# To do
Work out how many lines of the material below mention the word "under"; reply with the number only.

Stored data entries:
——————————

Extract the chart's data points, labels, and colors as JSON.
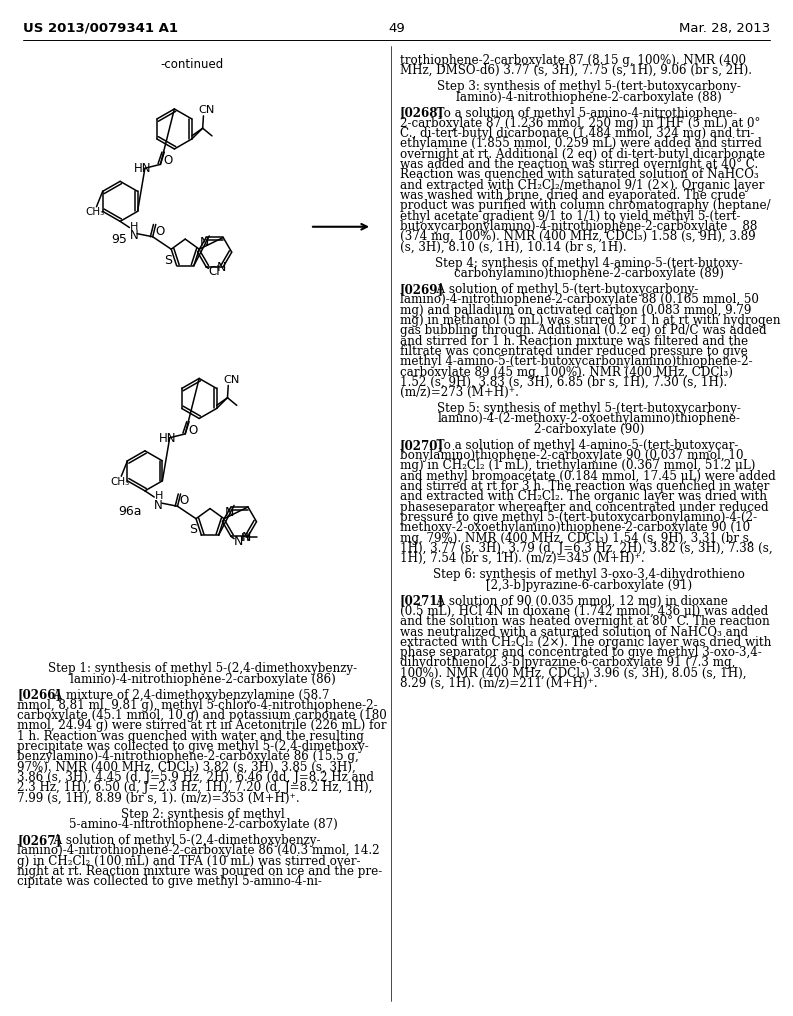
{
  "page_number": "49",
  "patent_number": "US 2013/0079341 A1",
  "date": "Mar. 28, 2013",
  "background_color": "#ffffff",
  "right_col_lines": [
    [
      "trothiophene-2-carboxylate 87 (8.15 g, 100%). NMR (400",
      "normal"
    ],
    [
      "MHz, DMSO-d6) 3.77 (s, 3H), 7.75 (s, 1H), 9.06 (br s, 2H).",
      "normal"
    ],
    [
      "",
      "gap"
    ],
    [
      "Step 3: synthesis of methyl 5-(tert-butoxycarbony-",
      "center"
    ],
    [
      "lamino)-4-nitrothiophene-2-carboxylate (88)",
      "center"
    ],
    [
      "",
      "gap"
    ],
    [
      "[0268]",
      "para",
      "  To a solution of methyl 5-amino-4-nitrothiophene-"
    ],
    [
      "2-carboxylate 87 (1.236 mmol, 250 mg) in THF (5 mL) at 0°",
      "normal"
    ],
    [
      "C., di-tert-butyl dicarbonate (1.484 mmol, 324 mg) and tri-",
      "normal"
    ],
    [
      "ethylamine (1.855 mmol, 0.259 mL) were added and stirred",
      "normal"
    ],
    [
      "overnight at rt. Additional (2 eq) of di-tert-butyl dicarbonate",
      "normal"
    ],
    [
      "was added and the reaction was stirred overnight at 40° C.",
      "normal"
    ],
    [
      "Reaction was quenched with saturated solution of NaHCO₃",
      "normal"
    ],
    [
      "and extracted with CH₂Cl₂/methanol 9/1 (2×). Organic layer",
      "normal"
    ],
    [
      "was washed with brine, dried and evaporated. The crude",
      "normal"
    ],
    [
      "product was purified with column chromatography (heptane/",
      "normal"
    ],
    [
      "ethyl acetate gradient 9/1 to 1/1) to yield methyl 5-(tert-",
      "normal"
    ],
    [
      "butoxycarbonylamino)-4-nitrothiophene-2-carboxylate    88",
      "normal"
    ],
    [
      "(374 mg, 100%). NMR (400 MHz, CDCl₃) 1.58 (s, 9H), 3.89",
      "normal"
    ],
    [
      "(s, 3H), 8.10 (s, 1H), 10.14 (br s, 1H).",
      "normal"
    ],
    [
      "",
      "gap"
    ],
    [
      "Step 4: synthesis of methyl 4-amino-5-(tert-butoxy-",
      "center"
    ],
    [
      "carbonylamino)thiophene-2-carboxylate (89)",
      "center"
    ],
    [
      "",
      "gap"
    ],
    [
      "[0269]",
      "para",
      "  A solution of methyl 5-(tert-butoxycarbony-"
    ],
    [
      "lamino)-4-nitrothiophene-2-carboxylate 88 (0.165 mmol, 50",
      "normal"
    ],
    [
      "mg) and palladium on activated carbon (0.083 mmol, 9.79",
      "normal"
    ],
    [
      "mg) in methanol (5 mL) was stirred for 1 h at rt with hydrogen",
      "normal"
    ],
    [
      "gas bubbling through. Additional (0.2 eq) of Pd/C was added",
      "normal"
    ],
    [
      "and stirred for 1 h. Reaction mixture was filtered and the",
      "normal"
    ],
    [
      "filtrate was concentrated under reduced pressure to give",
      "normal"
    ],
    [
      "methyl 4-amino-5-(tert-butoxycarbonylamino)thiophene-2-",
      "normal"
    ],
    [
      "carboxylate 89 (45 mg, 100%). NMR (400 MHz, CDCl₃)",
      "normal"
    ],
    [
      "1.52 (s, 9H), 3.83 (s, 3H), 6.85 (br s, 1H), 7.30 (s, 1H).",
      "normal"
    ],
    [
      "(m/z)=273 (M+H)⁺.",
      "normal"
    ],
    [
      "",
      "gap"
    ],
    [
      "Step 5: synthesis of methyl 5-(tert-butoxycarbony-",
      "center"
    ],
    [
      "lamino)-4-(2-methoxy-2-oxoethylamino)thiophene-",
      "center"
    ],
    [
      "2-carboxylate (90)",
      "center"
    ],
    [
      "",
      "gap"
    ],
    [
      "[0270]",
      "para",
      "  To a solution of methyl 4-amino-5-(tert-butoxycar-"
    ],
    [
      "bonylamino)thiophene-2-carboxylate 90 (0.037 mmol, 10",
      "normal"
    ],
    [
      "mg) in CH₂Cl₂ (1 mL), triethylamine (0.367 mmol, 51.2 μL)",
      "normal"
    ],
    [
      "and methyl bromoacetate (0.184 mmol, 17.45 μL) were added",
      "normal"
    ],
    [
      "and stirred at rt for 3 h. The reaction was quenched in water",
      "normal"
    ],
    [
      "and extracted with CH₂Cl₂. The organic layer was dried with",
      "normal"
    ],
    [
      "phaseseparator whereafter and concentrated under reduced",
      "normal"
    ],
    [
      "pressure to give methyl 5-(tert-butoxycarbonylamino)-4-(2-",
      "normal"
    ],
    [
      "methoxy-2-oxoethylamino)thiophene-2-carboxylate 90 (10",
      "normal"
    ],
    [
      "mg, 79%). NMR (400 MHz, CDCl₃) 1.54 (s, 9H), 3.31 (br s,",
      "normal"
    ],
    [
      "1H), 3.77 (s, 3H), 3.79 (d, J=6.3 Hz, 2H), 3.82 (s, 3H), 7.38 (s,",
      "normal"
    ],
    [
      "1H), 7.54 (br s, 1H). (m/z)=345 (M+H)⁺.",
      "normal"
    ],
    [
      "",
      "gap"
    ],
    [
      "Step 6: synthesis of methyl 3-oxo-3,4-dihydrothieno",
      "center"
    ],
    [
      "[2,3-b]pyrazine-6-carboxylate (91)",
      "center"
    ],
    [
      "",
      "gap"
    ],
    [
      "[0271]",
      "para",
      "  A solution of 90 (0.035 mmol, 12 mg) in dioxane"
    ],
    [
      "(0.5 mL), HCl 4N in dioxane (1.742 mmol, 436 μl) was added",
      "normal"
    ],
    [
      "and the solution was heated overnight at 80° C. The reaction",
      "normal"
    ],
    [
      "was neutralized with a saturated solution of NaHCO₃ and",
      "normal"
    ],
    [
      "extracted with CH₂Cl₂ (2×). The organic layer was dried with",
      "normal"
    ],
    [
      "phase separator and concentrated to give methyl 3-oxo-3,4-",
      "normal"
    ],
    [
      "dihydrothieno[2,3-b]pyrazine-6-carboxylate 91 (7.3 mg,",
      "normal"
    ],
    [
      "100%). NMR (400 MHz, CDCl₃) 3.96 (s, 3H), 8.05 (s, 1H),",
      "normal"
    ],
    [
      "8.29 (s, 1H). (m/z)=211 (M+H)⁺.",
      "normal"
    ]
  ],
  "left_col_lines": [
    [
      "Step 1: synthesis of methyl 5-(2,4-dimethoxybenzy-",
      "center"
    ],
    [
      "lamino)-4-nitrothiophene-2-carboxylate (86)",
      "center"
    ],
    [
      "",
      "gap"
    ],
    [
      "[0266]",
      "para",
      "  A mixture of 2,4-dimethoxybenzylamine (58.7"
    ],
    [
      "mmol, 8.81 ml, 9.81 g), methyl 5-chloro-4-nitrothiophene-2-",
      "normal"
    ],
    [
      "carboxylate (45.1 mmol, 10 g) and potassium carbonate (180",
      "normal"
    ],
    [
      "mmol, 24.94 g) were stirred at rt in Acetonitrile (226 mL) for",
      "normal"
    ],
    [
      "1 h. Reaction was quenched with water and the resulting",
      "normal"
    ],
    [
      "precipitate was collected to give methyl 5-(2,4-dimethoxy-",
      "normal"
    ],
    [
      "benzylamino)-4-nitrothiophene-2-carboxylate 86 (15.5 g,",
      "normal"
    ],
    [
      "97%). NMR (400 MHz, CDCl₃) 3.82 (s, 3H), 3.85 (s, 3H),",
      "normal"
    ],
    [
      "3.86 (s, 3H), 4.45 (d, J=5.9 Hz, 2H), 6.46 (dd, J=8.2 Hz and",
      "normal"
    ],
    [
      "2.3 Hz, 1H), 6.50 (d, J=2.3 Hz, 1H), 7.20 (d, J=8.2 Hz, 1H),",
      "normal"
    ],
    [
      "7.99 (s, 1H), 8.89 (br s, 1). (m/z)=353 (M+H)⁺.",
      "normal"
    ],
    [
      "",
      "gap"
    ],
    [
      "Step 2: synthesis of methyl",
      "center"
    ],
    [
      "5-amino-4-nitrothiophene-2-carboxylate (87)",
      "center"
    ],
    [
      "",
      "gap"
    ],
    [
      "[0267]",
      "para",
      "  A solution of methyl 5-(2,4-dimethoxybenzy-"
    ],
    [
      "lamino)-4-nitrothiophene-2-carboxylate 86 (40.3 mmol, 14.2",
      "normal"
    ],
    [
      "g) in CH₂Cl₂ (100 mL) and TFA (10 mL) was stirred over-",
      "normal"
    ],
    [
      "night at rt. Reaction mixture was poured on ice and the pre-",
      "normal"
    ],
    [
      "cipitate was collected to give methyl 5-amino-4-ni-",
      "normal"
    ]
  ]
}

——————————

# Answer in full
2